# [Problem description]
Output every entry exactly as written, but omit the pictures.
>>>
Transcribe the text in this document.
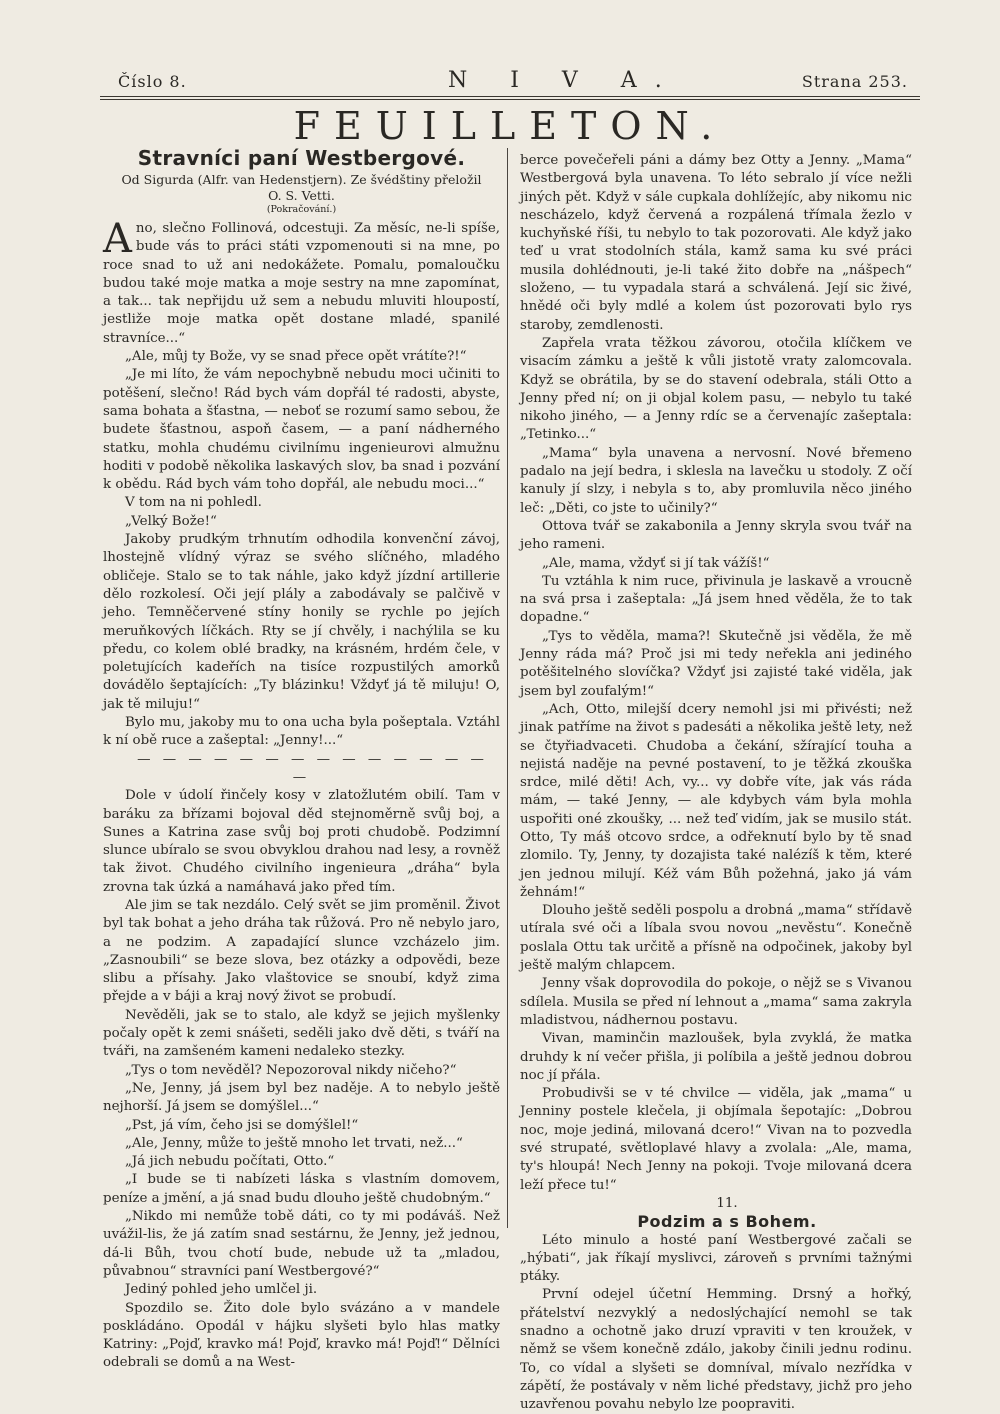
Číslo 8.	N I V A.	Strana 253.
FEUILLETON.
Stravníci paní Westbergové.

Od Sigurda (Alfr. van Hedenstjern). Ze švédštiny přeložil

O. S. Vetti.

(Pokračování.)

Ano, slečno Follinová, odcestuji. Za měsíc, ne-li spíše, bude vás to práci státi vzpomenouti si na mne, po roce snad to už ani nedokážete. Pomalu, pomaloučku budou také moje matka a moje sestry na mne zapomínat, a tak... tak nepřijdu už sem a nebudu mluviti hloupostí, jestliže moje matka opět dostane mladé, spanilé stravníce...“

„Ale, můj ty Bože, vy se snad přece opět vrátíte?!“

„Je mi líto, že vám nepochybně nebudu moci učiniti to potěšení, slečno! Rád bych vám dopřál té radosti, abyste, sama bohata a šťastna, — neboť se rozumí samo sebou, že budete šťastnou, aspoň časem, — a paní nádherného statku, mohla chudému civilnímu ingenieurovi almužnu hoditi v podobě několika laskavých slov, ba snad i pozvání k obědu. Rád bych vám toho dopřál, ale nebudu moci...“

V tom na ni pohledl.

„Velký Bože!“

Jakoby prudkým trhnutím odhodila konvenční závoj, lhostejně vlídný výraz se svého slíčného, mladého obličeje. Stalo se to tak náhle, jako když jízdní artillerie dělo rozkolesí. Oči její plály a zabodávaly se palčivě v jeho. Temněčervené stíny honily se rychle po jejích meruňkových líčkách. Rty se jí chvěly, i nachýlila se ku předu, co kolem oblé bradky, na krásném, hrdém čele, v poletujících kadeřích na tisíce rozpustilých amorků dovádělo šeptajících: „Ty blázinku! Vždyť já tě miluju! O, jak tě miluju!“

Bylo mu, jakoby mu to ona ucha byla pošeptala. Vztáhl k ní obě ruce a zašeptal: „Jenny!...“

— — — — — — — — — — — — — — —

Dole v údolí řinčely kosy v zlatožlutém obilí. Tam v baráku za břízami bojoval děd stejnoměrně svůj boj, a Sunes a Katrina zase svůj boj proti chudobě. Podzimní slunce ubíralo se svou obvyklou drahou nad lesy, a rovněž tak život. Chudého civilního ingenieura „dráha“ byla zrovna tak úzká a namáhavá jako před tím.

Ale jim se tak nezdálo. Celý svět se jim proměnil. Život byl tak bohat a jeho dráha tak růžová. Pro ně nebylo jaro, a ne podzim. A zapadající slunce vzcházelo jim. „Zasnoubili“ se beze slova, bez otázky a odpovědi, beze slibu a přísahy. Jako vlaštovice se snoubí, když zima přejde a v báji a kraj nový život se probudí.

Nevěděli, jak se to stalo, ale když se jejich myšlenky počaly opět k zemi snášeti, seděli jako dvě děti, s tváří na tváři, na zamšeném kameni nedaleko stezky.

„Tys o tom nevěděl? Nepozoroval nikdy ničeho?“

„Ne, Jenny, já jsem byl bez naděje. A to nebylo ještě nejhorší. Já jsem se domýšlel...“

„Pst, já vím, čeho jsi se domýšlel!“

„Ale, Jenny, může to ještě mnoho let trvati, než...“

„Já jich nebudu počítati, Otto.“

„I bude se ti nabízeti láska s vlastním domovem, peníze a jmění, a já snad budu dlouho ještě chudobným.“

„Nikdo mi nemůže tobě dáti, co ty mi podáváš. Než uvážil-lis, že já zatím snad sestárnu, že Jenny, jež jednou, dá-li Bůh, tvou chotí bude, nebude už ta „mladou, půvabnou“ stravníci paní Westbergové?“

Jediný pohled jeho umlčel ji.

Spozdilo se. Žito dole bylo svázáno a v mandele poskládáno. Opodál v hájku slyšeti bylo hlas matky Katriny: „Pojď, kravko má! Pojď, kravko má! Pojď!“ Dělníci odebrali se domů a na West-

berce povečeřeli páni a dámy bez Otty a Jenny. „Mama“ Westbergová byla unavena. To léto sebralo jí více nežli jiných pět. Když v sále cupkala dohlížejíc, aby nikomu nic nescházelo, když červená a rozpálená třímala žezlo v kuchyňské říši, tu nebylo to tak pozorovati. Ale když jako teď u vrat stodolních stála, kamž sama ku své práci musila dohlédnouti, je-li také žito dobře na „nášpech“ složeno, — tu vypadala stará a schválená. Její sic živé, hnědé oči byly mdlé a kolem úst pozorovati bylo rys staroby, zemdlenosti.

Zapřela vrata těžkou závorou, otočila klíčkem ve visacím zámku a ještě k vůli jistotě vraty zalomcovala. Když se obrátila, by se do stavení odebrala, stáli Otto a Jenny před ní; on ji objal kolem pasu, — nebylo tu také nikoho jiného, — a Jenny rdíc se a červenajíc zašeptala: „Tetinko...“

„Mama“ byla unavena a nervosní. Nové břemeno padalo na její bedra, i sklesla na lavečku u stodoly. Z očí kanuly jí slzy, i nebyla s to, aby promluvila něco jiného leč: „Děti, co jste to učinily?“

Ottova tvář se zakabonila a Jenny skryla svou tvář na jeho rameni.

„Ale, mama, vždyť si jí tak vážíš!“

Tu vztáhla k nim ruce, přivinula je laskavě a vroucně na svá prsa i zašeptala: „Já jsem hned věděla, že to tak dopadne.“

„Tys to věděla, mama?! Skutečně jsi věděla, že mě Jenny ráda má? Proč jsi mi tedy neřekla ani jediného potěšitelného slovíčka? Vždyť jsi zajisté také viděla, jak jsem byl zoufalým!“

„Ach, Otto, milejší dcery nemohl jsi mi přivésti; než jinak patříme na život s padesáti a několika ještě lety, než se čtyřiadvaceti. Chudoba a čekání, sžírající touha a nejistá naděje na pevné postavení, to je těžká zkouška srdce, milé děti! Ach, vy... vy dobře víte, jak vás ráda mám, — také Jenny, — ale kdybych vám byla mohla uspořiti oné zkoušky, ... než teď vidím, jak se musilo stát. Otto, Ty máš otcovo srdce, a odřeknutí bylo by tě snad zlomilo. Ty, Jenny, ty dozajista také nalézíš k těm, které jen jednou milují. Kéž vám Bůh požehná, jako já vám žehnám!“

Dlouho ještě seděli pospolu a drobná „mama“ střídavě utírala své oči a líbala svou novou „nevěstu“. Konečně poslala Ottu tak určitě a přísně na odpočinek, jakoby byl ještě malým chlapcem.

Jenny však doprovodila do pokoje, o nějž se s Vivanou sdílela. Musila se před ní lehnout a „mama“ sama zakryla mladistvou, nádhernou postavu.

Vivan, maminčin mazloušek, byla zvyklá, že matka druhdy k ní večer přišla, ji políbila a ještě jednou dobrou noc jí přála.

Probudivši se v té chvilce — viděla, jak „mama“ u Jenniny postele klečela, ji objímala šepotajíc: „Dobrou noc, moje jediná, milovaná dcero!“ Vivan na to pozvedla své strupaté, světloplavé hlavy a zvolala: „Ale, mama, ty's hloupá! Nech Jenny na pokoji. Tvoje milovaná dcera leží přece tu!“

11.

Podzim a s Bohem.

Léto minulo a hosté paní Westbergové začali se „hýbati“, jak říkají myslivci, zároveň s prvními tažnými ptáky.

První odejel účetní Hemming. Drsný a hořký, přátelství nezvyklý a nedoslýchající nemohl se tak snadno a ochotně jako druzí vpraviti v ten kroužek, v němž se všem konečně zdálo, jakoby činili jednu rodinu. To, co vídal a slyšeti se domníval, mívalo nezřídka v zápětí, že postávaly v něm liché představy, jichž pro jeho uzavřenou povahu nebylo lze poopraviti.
<<<
# [Response below]
Transcribe the text in this document.
Číslo 8.	N I V A.	Strana 253.
FEUILLETON.
Stravníci paní Westbergové.

Od Sigurda (Alfr. van Hedenstjern). Ze švédštiny přeložil

O. S. Vetti.

(Pokračování.)

Ano, slečno Follinová, odcestuji. Za měsíc, ne-li spíše, bude vás to práci státi vzpomenouti si na mne, po roce snad to už ani nedokážete. Pomalu, pomaloučku budou také moje matka a moje sestry na mne zapomínat, a tak... tak nepřijdu už sem a nebudu mluviti hloupostí, jestliže moje matka opět dostane mladé, spanilé stravníce...“

„Ale, můj ty Bože, vy se snad přece opět vrátíte?!“

„Je mi líto, že vám nepochybně nebudu moci učiniti to potěšení, slečno! Rád bych vám dopřál té radosti, abyste, sama bohata a šťastna, — neboť se rozumí samo sebou, že budete šťastnou, aspoň časem, — a paní nádherného statku, mohla chudému civilnímu ingenieurovi almužnu hoditi v podobě několika laskavých slov, ba snad i pozvání k obědu. Rád bych vám toho dopřál, ale nebudu moci...“

V tom na ni pohledl.

„Velký Bože!“

Jakoby prudkým trhnutím odhodila konvenční závoj, lhostejně vlídný výraz se svého slíčného, mladého obličeje. Stalo se to tak náhle, jako když jízdní artillerie dělo rozkolesí. Oči její plály a zabodávaly se palčivě v jeho. Temněčervené stíny honily se rychle po jejích meruňkových líčkách. Rty se jí chvěly, i nachýlila se ku předu, co kolem oblé bradky, na krásném, hrdém čele, v poletujících kadeřích na tisíce rozpustilých amorků dovádělo šeptajících: „Ty blázinku! Vždyť já tě miluju! O, jak tě miluju!“

Bylo mu, jakoby mu to ona ucha byla pošeptala. Vztáhl k ní obě ruce a zašeptal: „Jenny!...“

— — — — — — — — — — — — — — —

Dole v údolí řinčely kosy v zlatožlutém obilí. Tam v baráku za břízami bojoval děd stejnoměrně svůj boj, a Sunes a Katrina zase svůj boj proti chudobě. Podzimní slunce ubíralo se svou obvyklou drahou nad lesy, a rovněž tak život. Chudého civilního ingenieura „dráha“ byla zrovna tak úzká a namáhavá jako před tím.

Ale jim se tak nezdálo. Celý svět se jim proměnil. Život byl tak bohat a jeho dráha tak růžová. Pro ně nebylo jaro, a ne podzim. A zapadající slunce vzcházelo jim. „Zasnoubili“ se beze slova, bez otázky a odpovědi, beze slibu a přísahy. Jako vlaštovice se snoubí, když zima přejde a v báji a kraj nový život se probudí.

Nevěděli, jak se to stalo, ale když se jejich myšlenky počaly opět k zemi snášeti, seděli jako dvě děti, s tváří na tváři, na zamšeném kameni nedaleko stezky.

„Tys o tom nevěděl? Nepozoroval nikdy ničeho?“

„Ne, Jenny, já jsem byl bez naděje. A to nebylo ještě nejhorší. Já jsem se domýšlel...“

„Pst, já vím, čeho jsi se domýšlel!“

„Ale, Jenny, může to ještě mnoho let trvati, než...“

„Já jich nebudu počítati, Otto.“

„I bude se ti nabízeti láska s vlastním domovem, peníze a jmění, a já snad budu dlouho ještě chudobným.“

„Nikdo mi nemůže tobě dáti, co ty mi podáváš. Než uvážil-lis, že já zatím snad sestárnu, že Jenny, jež jednou, dá-li Bůh, tvou chotí bude, nebude už ta „mladou, půvabnou“ stravníci paní Westbergové?“

Jediný pohled jeho umlčel ji.

Spozdilo se. Žito dole bylo svázáno a v mandele poskládáno. Opodál v hájku slyšeti bylo hlas matky Katriny: „Pojď, kravko má! Pojď, kravko má! Pojď!“ Dělníci odebrali se domů a na West-

berce povečeřeli páni a dámy bez Otty a Jenny. „Mama“ Westbergová byla unavena. To léto sebralo jí více nežli jiných pět. Když v sále cupkala dohlížejíc, aby nikomu nic nescházelo, když červená a rozpálená třímala žezlo v kuchyňské říši, tu nebylo to tak pozorovati. Ale když jako teď u vrat stodolních stála, kamž sama ku své práci musila dohlédnouti, je-li také žito dobře na „nášpech“ složeno, — tu vypadala stará a schválená. Její sic živé, hnědé oči byly mdlé a kolem úst pozorovati bylo rys staroby, zemdlenosti.

Zapřela vrata těžkou závorou, otočila klíčkem ve visacím zámku a ještě k vůli jistotě vraty zalomcovala. Když se obrátila, by se do stavení odebrala, stáli Otto a Jenny před ní; on ji objal kolem pasu, — nebylo tu také nikoho jiného, — a Jenny rdíc se a červenajíc zašeptala: „Tetinko...“

„Mama“ byla unavena a nervosní. Nové břemeno padalo na její bedra, i sklesla na lavečku u stodoly. Z očí kanuly jí slzy, i nebyla s to, aby promluvila něco jiného leč: „Děti, co jste to učinily?“

Ottova tvář se zakabonila a Jenny skryla svou tvář na jeho rameni.

„Ale, mama, vždyť si jí tak vážíš!“

Tu vztáhla k nim ruce, přivinula je laskavě a vroucně na svá prsa i zašeptala: „Já jsem hned věděla, že to tak dopadne.“

„Tys to věděla, mama?! Skutečně jsi věděla, že mě Jenny ráda má? Proč jsi mi tedy neřekla ani jediného potěšitelného slovíčka? Vždyť jsi zajisté také viděla, jak jsem byl zoufalým!“

„Ach, Otto, milejší dcery nemohl jsi mi přivésti; než jinak patříme na život s padesáti a několika ještě lety, než se čtyřiadvaceti. Chudoba a čekání, sžírající touha a nejistá naděje na pevné postavení, to je těžká zkouška srdce, milé děti! Ach, vy... vy dobře víte, jak vás ráda mám, — také Jenny, — ale kdybych vám byla mohla uspořiti oné zkoušky, ... než teď vidím, jak se musilo stát. Otto, Ty máš otcovo srdce, a odřeknutí bylo by tě snad zlomilo. Ty, Jenny, ty dozajista také nalézíš k těm, které jen jednou milují. Kéž vám Bůh požehná, jako já vám žehnám!“

Dlouho ještě seděli pospolu a drobná „mama“ střídavě utírala své oči a líbala svou novou „nevěstu“. Konečně poslala Ottu tak určitě a přísně na odpočinek, jakoby byl ještě malým chlapcem.

Jenny však doprovodila do pokoje, o nějž se s Vivanou sdílela. Musila se před ní lehnout a „mama“ sama zakryla mladistvou, nádhernou postavu.

Vivan, maminčin mazloušek, byla zvyklá, že matka druhdy k ní večer přišla, ji políbila a ještě jednou dobrou noc jí přála.

Probudivši se v té chvilce — viděla, jak „mama“ u Jenniny postele klečela, ji objímala šepotajíc: „Dobrou noc, moje jediná, milovaná dcero!“ Vivan na to pozvedla své strupaté, světloplavé hlavy a zvolala: „Ale, mama, ty's hloupá! Nech Jenny na pokoji. Tvoje milovaná dcera leží přece tu!“

11.

Podzim a s Bohem.

Léto minulo a hosté paní Westbergové začali se „hýbati“, jak říkají myslivci, zároveň s prvními tažnými ptáky.

První odejel účetní Hemming. Drsný a hořký, přátelství nezvyklý a nedoslýchající nemohl se tak snadno a ochotně jako druzí vpraviti v ten kroužek, v němž se všem konečně zdálo, jakoby činili jednu rodinu. To, co vídal a slyšeti se domníval, mívalo nezřídka v zápětí, že postávaly v něm liché představy, jichž pro jeho uzavřenou povahu nebylo lze poopraviti.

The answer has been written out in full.